Written request >>
Copy the data below word for word, leaving out the pictures.

The data >>

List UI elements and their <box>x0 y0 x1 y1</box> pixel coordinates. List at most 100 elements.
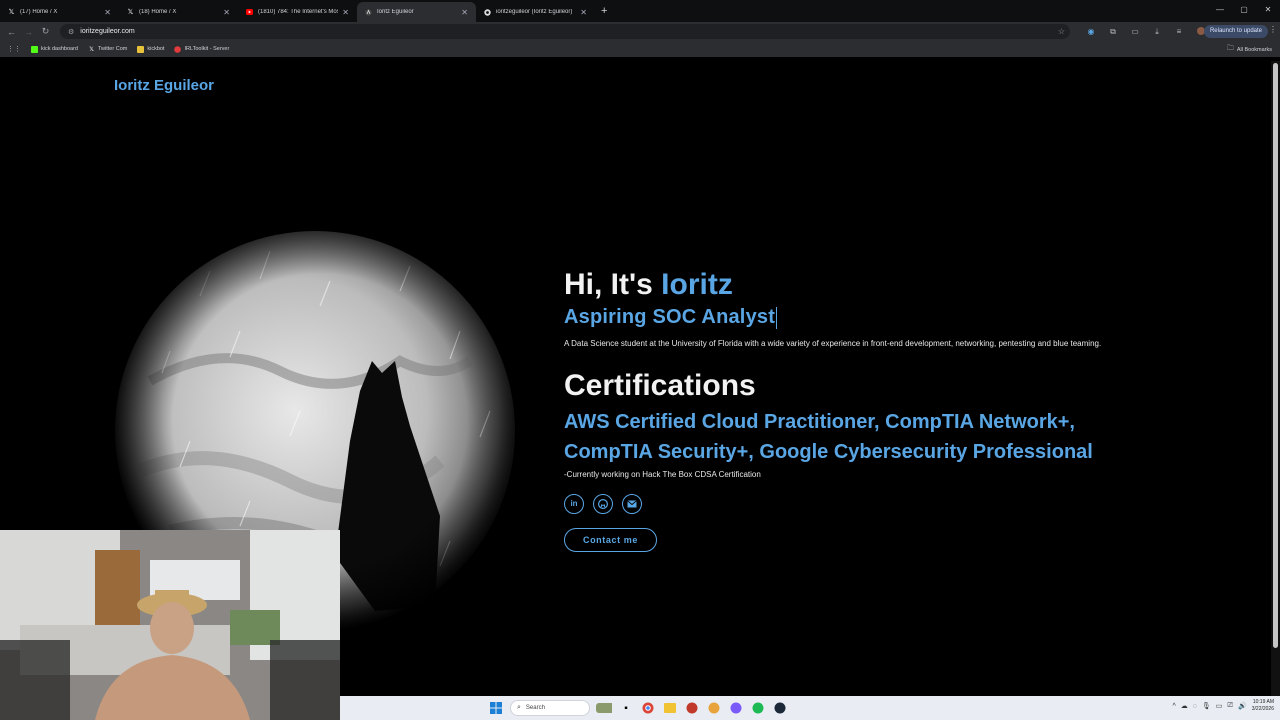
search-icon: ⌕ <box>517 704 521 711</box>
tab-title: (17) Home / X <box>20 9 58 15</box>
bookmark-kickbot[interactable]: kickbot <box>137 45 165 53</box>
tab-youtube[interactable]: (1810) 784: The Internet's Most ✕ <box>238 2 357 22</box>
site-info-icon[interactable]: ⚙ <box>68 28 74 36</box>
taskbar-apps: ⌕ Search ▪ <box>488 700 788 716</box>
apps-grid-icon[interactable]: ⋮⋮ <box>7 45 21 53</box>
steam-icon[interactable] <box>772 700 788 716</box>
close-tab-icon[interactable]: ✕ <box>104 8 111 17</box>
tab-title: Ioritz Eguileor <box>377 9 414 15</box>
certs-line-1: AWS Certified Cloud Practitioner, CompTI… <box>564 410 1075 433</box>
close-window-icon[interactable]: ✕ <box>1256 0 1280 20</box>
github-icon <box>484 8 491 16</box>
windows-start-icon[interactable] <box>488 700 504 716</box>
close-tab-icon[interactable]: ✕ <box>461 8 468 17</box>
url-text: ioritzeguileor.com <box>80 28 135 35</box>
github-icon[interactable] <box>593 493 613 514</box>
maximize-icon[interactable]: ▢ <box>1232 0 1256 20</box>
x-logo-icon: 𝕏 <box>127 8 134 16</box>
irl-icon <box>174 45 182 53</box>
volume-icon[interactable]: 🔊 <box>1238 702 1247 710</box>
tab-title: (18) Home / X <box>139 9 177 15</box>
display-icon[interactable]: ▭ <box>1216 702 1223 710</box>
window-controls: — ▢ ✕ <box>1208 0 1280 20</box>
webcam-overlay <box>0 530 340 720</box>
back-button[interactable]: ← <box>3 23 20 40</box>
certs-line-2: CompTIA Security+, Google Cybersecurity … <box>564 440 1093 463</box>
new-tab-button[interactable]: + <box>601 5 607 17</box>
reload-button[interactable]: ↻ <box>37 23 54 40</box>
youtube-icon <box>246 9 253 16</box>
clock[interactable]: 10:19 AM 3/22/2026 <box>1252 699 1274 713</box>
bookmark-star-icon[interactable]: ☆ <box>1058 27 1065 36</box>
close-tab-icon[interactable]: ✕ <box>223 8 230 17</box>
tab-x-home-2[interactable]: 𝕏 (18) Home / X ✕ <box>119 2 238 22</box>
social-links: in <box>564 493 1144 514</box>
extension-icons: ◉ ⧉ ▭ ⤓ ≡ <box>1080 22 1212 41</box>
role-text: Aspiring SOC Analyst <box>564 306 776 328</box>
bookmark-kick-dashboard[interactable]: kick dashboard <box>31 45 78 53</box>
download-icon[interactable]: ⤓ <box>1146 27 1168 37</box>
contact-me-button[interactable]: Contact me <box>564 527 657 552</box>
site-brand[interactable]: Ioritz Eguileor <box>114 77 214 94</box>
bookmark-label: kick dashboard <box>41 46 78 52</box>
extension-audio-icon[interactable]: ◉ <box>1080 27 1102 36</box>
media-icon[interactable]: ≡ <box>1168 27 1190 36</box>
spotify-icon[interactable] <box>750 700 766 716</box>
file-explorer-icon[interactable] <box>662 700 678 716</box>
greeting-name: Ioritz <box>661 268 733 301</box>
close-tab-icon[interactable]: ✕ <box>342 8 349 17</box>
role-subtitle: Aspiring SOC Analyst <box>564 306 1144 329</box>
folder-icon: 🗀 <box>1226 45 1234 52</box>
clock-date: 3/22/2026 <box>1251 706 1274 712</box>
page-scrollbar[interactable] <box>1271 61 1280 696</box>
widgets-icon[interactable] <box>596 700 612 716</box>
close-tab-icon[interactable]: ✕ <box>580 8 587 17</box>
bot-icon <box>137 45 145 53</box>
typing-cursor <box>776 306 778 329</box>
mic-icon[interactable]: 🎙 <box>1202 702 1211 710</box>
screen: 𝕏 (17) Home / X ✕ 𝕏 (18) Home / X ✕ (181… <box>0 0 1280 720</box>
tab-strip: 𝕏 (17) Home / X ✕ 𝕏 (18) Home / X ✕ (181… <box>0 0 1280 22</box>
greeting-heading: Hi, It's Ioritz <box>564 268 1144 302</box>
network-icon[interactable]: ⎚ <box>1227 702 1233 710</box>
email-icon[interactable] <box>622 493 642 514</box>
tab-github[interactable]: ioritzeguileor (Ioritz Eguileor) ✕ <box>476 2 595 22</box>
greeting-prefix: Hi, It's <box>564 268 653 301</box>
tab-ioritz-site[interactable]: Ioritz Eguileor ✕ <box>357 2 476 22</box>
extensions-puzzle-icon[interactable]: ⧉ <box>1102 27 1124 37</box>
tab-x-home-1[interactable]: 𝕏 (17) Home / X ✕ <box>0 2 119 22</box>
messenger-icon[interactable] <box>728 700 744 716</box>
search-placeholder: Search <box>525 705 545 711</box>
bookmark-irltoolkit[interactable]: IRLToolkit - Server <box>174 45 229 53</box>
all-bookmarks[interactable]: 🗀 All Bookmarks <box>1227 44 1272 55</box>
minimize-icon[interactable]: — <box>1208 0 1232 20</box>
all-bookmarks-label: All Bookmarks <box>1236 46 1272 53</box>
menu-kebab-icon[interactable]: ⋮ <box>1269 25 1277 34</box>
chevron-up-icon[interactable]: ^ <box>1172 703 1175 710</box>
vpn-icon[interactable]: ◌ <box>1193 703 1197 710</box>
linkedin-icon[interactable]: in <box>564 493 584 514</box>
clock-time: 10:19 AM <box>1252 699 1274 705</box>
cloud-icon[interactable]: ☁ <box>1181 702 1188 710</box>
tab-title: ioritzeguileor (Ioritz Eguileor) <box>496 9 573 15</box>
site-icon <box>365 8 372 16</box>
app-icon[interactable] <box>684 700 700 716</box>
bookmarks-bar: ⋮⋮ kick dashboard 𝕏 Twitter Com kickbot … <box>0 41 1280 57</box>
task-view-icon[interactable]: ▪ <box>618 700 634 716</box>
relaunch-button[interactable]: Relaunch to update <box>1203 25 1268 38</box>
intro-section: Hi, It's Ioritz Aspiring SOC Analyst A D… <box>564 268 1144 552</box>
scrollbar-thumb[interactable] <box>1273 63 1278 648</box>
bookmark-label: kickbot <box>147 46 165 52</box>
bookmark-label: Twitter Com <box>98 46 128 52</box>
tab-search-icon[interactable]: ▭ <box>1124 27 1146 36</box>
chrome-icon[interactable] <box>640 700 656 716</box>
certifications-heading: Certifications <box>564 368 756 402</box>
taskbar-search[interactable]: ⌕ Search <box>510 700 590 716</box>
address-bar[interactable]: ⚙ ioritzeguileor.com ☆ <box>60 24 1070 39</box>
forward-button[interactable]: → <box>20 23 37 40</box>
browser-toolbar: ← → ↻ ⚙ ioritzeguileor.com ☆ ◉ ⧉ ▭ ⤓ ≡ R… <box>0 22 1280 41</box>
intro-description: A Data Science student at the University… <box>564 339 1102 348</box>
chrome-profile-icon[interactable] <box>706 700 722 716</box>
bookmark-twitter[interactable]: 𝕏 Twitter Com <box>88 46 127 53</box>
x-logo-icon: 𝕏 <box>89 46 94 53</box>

Response for this exercise >>
List UI elements and their <box>x0 y0 x1 y1</box> pixel coordinates. List at most 100 elements.
search-icon: ⌕ <box>517 704 521 711</box>
tab-title: (17) Home / X <box>20 9 58 15</box>
bookmark-kickbot[interactable]: kickbot <box>137 45 165 53</box>
tab-youtube[interactable]: (1810) 784: The Internet's Most ✕ <box>238 2 357 22</box>
site-info-icon[interactable]: ⚙ <box>68 28 74 36</box>
taskbar-apps: ⌕ Search ▪ <box>488 700 788 716</box>
apps-grid-icon[interactable]: ⋮⋮ <box>7 45 21 53</box>
steam-icon[interactable] <box>772 700 788 716</box>
close-tab-icon[interactable]: ✕ <box>104 8 111 17</box>
tab-title: Ioritz Eguileor <box>377 9 414 15</box>
certs-line-1: AWS Certified Cloud Practitioner, CompTI… <box>564 410 1075 433</box>
close-window-icon[interactable]: ✕ <box>1256 0 1280 20</box>
github-icon <box>484 8 491 16</box>
windows-start-icon[interactable] <box>488 700 504 716</box>
close-tab-icon[interactable]: ✕ <box>461 8 468 17</box>
url-text: ioritzeguileor.com <box>80 28 135 35</box>
github-icon[interactable] <box>593 493 613 514</box>
maximize-icon[interactable]: ▢ <box>1232 0 1256 20</box>
x-logo-icon: 𝕏 <box>127 8 134 16</box>
irl-icon <box>174 45 182 53</box>
volume-icon[interactable]: 🔊 <box>1238 702 1247 710</box>
tab-title: (18) Home / X <box>139 9 177 15</box>
display-icon[interactable]: ▭ <box>1216 702 1223 710</box>
window-controls: — ▢ ✕ <box>1208 0 1280 20</box>
webcam-overlay <box>0 530 340 720</box>
back-button[interactable]: ← <box>3 23 20 40</box>
certs-line-2: CompTIA Security+, Google Cybersecurity … <box>564 440 1093 463</box>
new-tab-button[interactable]: + <box>601 5 607 17</box>
reload-button[interactable]: ↻ <box>37 23 54 40</box>
youtube-icon <box>246 9 253 16</box>
clock[interactable]: 10:19 AM 3/22/2026 <box>1252 699 1274 713</box>
bookmark-star-icon[interactable]: ☆ <box>1058 27 1065 36</box>
close-tab-icon[interactable]: ✕ <box>223 8 230 17</box>
tab-x-home-2[interactable]: 𝕏 (18) Home / X ✕ <box>119 2 238 22</box>
social-links: in <box>564 493 1144 514</box>
extension-icons: ◉ ⧉ ▭ ⤓ ≡ <box>1080 22 1212 41</box>
role-text: Aspiring SOC Analyst <box>564 306 776 328</box>
bookmark-kick-dashboard[interactable]: kick dashboard <box>31 45 78 53</box>
download-icon[interactable]: ⤓ <box>1146 27 1168 37</box>
contact-me-button[interactable]: Contact me <box>564 527 657 552</box>
site-brand[interactable]: Ioritz Eguileor <box>114 77 214 94</box>
bookmark-label: kick dashboard <box>41 46 78 52</box>
extension-audio-icon[interactable]: ◉ <box>1080 27 1102 36</box>
media-icon[interactable]: ≡ <box>1168 27 1190 36</box>
spotify-icon[interactable] <box>750 700 766 716</box>
file-explorer-icon[interactable] <box>662 700 678 716</box>
greeting-name: Ioritz <box>661 268 733 301</box>
close-tab-icon[interactable]: ✕ <box>342 8 349 17</box>
role-subtitle: Aspiring SOC Analyst <box>564 306 1144 329</box>
folder-icon: 🗀 <box>1226 45 1234 52</box>
clock-date: 3/22/2026 <box>1251 706 1274 712</box>
page-scrollbar[interactable] <box>1271 61 1280 696</box>
widgets-icon[interactable] <box>596 700 612 716</box>
close-tab-icon[interactable]: ✕ <box>580 8 587 17</box>
bot-icon <box>137 45 145 53</box>
typing-cursor <box>776 306 778 329</box>
mic-icon[interactable]: 🎙 <box>1202 702 1211 710</box>
screen: 𝕏 (17) Home / X ✕ 𝕏 (18) Home / X ✕ (181… <box>0 0 1280 720</box>
tab-strip: 𝕏 (17) Home / X ✕ 𝕏 (18) Home / X ✕ (181… <box>0 0 1280 22</box>
greeting-heading: Hi, It's Ioritz <box>564 268 1144 302</box>
network-icon[interactable]: ⎚ <box>1227 702 1233 710</box>
email-icon[interactable] <box>622 493 642 514</box>
tab-github[interactable]: ioritzeguileor (Ioritz Eguileor) ✕ <box>476 2 595 22</box>
greeting-prefix: Hi, It's <box>564 268 653 301</box>
tab-ioritz-site[interactable]: Ioritz Eguileor ✕ <box>357 2 476 22</box>
extensions-puzzle-icon[interactable]: ⧉ <box>1102 27 1124 37</box>
tab-x-home-1[interactable]: 𝕏 (17) Home / X ✕ <box>0 2 119 22</box>
messenger-icon[interactable] <box>728 700 744 716</box>
search-placeholder: Search <box>525 705 545 711</box>
bookmark-irltoolkit[interactable]: IRLToolkit - Server <box>174 45 229 53</box>
all-bookmarks[interactable]: 🗀 All Bookmarks <box>1227 44 1272 55</box>
minimize-icon[interactable]: — <box>1208 0 1232 20</box>
all-bookmarks-label: All Bookmarks <box>1236 46 1272 53</box>
menu-kebab-icon[interactable]: ⋮ <box>1269 25 1277 34</box>
chevron-up-icon[interactable]: ^ <box>1172 703 1175 710</box>
vpn-icon[interactable]: ◌ <box>1193 703 1197 710</box>
linkedin-icon[interactable]: in <box>564 493 584 514</box>
clock-time: 10:19 AM <box>1252 699 1274 705</box>
cloud-icon[interactable]: ☁ <box>1181 702 1188 710</box>
tab-title: ioritzeguileor (Ioritz Eguileor) <box>496 9 573 15</box>
site-icon <box>365 8 372 16</box>
app-icon[interactable] <box>684 700 700 716</box>
bookmarks-bar: ⋮⋮ kick dashboard 𝕏 Twitter Com kickbot … <box>0 41 1280 57</box>
task-view-icon[interactable]: ▪ <box>618 700 634 716</box>
relaunch-button[interactable]: Relaunch to update <box>1203 25 1268 38</box>
intro-section: Hi, It's Ioritz Aspiring SOC Analyst A D… <box>564 268 1144 552</box>
scrollbar-thumb[interactable] <box>1273 63 1278 648</box>
bookmark-label: kickbot <box>147 46 165 52</box>
bookmark-label: Twitter Com <box>98 46 128 52</box>
tab-search-icon[interactable]: ▭ <box>1124 27 1146 36</box>
chrome-icon[interactable] <box>640 700 656 716</box>
certifications-heading: Certifications <box>564 368 756 402</box>
taskbar-search[interactable]: ⌕ Search <box>510 700 590 716</box>
address-bar[interactable]: ⚙ ioritzeguileor.com ☆ <box>60 24 1070 39</box>
forward-button[interactable]: → <box>20 23 37 40</box>
browser-toolbar: ← → ↻ ⚙ ioritzeguileor.com ☆ ◉ ⧉ ▭ ⤓ ≡ R… <box>0 22 1280 41</box>
intro-description: A Data Science student at the University… <box>564 339 1102 348</box>
chrome-profile-icon[interactable] <box>706 700 722 716</box>
bookmark-twitter[interactable]: 𝕏 Twitter Com <box>88 46 127 53</box>
x-logo-icon: 𝕏 <box>89 46 94 53</box>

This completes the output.